▶ _Records for processing_

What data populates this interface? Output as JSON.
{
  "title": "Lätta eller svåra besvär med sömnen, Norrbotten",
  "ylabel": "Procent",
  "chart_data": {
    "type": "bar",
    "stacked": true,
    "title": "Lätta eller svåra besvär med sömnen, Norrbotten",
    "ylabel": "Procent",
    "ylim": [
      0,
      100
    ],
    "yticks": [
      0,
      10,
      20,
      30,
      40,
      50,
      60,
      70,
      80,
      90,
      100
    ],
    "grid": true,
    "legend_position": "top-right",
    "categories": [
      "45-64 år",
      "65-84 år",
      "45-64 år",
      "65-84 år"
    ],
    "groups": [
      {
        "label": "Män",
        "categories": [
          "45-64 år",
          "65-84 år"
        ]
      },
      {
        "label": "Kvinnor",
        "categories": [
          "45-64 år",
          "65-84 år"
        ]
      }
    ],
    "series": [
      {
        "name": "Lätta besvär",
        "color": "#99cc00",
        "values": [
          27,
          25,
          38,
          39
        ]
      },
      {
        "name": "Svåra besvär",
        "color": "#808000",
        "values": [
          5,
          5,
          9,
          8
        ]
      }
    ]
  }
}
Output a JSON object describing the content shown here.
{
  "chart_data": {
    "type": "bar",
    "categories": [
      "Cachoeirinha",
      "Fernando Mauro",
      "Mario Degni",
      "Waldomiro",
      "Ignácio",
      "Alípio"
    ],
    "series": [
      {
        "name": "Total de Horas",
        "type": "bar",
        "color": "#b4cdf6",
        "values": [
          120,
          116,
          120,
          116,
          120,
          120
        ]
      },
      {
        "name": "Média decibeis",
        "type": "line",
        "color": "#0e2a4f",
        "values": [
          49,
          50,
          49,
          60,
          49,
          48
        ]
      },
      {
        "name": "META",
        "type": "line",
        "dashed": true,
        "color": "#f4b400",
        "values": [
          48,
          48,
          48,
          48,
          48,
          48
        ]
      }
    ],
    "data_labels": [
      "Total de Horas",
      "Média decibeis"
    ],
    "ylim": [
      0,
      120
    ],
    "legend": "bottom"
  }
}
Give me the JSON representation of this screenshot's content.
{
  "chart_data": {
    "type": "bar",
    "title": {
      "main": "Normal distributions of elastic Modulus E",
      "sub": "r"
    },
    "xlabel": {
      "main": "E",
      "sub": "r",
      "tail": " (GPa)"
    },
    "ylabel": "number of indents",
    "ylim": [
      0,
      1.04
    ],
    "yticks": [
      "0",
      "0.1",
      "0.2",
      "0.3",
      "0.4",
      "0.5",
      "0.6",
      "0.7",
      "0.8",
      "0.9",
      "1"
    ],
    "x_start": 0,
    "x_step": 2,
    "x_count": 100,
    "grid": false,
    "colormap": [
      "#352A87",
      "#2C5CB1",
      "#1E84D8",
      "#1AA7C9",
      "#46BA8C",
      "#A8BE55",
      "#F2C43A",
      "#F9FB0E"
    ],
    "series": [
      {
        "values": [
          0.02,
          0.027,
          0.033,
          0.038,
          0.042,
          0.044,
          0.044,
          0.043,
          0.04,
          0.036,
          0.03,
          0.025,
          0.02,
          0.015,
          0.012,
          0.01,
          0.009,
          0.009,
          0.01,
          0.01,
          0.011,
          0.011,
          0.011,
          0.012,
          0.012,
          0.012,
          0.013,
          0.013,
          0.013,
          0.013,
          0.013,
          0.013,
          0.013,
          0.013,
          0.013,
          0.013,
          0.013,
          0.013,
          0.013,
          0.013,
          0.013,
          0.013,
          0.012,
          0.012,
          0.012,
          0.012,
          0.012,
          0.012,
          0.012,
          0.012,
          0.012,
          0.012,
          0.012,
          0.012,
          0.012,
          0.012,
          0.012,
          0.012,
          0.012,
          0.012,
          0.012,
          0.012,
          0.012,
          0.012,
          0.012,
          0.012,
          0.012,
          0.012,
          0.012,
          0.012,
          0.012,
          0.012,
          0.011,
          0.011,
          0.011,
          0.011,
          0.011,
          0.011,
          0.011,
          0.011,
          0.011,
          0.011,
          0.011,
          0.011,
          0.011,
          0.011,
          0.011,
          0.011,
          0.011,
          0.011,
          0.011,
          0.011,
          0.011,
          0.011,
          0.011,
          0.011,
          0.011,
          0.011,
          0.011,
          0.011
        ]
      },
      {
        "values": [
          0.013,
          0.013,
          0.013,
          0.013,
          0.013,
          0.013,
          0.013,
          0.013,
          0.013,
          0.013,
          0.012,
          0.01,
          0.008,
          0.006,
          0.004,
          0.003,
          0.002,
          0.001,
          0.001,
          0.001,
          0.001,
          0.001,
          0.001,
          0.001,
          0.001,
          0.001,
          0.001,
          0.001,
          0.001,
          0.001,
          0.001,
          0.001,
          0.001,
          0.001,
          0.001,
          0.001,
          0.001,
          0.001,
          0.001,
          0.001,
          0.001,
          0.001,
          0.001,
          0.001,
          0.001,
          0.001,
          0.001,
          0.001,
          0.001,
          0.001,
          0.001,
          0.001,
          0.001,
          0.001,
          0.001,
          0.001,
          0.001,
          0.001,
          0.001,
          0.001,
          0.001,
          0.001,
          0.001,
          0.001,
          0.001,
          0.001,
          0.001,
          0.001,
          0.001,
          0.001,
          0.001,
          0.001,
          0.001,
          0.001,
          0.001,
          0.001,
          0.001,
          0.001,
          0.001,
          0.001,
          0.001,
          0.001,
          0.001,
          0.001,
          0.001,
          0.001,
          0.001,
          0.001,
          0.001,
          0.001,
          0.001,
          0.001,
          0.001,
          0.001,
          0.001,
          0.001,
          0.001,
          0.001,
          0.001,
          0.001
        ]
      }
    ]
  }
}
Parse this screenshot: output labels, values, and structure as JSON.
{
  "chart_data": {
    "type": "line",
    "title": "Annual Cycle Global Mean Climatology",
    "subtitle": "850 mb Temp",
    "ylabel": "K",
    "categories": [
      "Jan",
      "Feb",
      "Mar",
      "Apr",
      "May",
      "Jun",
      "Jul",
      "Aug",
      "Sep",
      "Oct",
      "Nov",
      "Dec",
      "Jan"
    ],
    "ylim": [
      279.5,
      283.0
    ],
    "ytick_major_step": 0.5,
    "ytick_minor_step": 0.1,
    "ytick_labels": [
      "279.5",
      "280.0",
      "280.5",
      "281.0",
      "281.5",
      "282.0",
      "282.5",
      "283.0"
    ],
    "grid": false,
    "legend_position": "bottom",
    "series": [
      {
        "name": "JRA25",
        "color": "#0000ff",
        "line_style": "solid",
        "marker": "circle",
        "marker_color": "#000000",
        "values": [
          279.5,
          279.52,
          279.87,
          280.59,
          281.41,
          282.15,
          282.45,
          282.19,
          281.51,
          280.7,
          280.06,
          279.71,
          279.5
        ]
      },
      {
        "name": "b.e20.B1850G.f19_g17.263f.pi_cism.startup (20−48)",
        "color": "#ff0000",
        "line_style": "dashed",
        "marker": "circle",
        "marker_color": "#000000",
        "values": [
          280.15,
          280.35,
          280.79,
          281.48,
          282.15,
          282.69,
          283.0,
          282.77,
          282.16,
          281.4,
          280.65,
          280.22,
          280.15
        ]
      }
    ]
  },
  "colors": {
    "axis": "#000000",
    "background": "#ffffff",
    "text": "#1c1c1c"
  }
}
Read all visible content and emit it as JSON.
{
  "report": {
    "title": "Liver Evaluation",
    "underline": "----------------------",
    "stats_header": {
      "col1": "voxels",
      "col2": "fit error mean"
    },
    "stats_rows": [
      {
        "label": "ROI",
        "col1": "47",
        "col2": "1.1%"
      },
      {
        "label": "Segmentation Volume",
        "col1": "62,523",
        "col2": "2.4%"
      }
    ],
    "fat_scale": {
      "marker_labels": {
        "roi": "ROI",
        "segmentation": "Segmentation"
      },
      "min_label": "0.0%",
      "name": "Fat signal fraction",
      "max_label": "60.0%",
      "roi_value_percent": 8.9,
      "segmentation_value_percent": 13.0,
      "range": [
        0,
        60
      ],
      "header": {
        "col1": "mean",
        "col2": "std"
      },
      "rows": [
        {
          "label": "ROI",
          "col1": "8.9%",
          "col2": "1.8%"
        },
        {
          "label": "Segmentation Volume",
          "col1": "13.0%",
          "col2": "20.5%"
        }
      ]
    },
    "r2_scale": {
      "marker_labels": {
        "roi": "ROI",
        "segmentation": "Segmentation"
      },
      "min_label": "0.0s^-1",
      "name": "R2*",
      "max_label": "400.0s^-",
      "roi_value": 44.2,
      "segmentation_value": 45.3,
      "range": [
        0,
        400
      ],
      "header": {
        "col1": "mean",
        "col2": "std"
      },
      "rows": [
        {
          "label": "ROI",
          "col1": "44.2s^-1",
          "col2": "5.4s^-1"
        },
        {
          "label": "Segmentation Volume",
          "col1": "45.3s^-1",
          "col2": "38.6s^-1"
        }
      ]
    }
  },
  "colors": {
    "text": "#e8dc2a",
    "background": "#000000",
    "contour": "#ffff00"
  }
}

▶ _Problem_
Where a line holds the string "this", copy that line.

▶ _Final result_
What data populates this interface? Output as JSON.
Give me the JSON representation of this screenshot's content.
Parse this screenshot: output labels, values, and structure as JSON.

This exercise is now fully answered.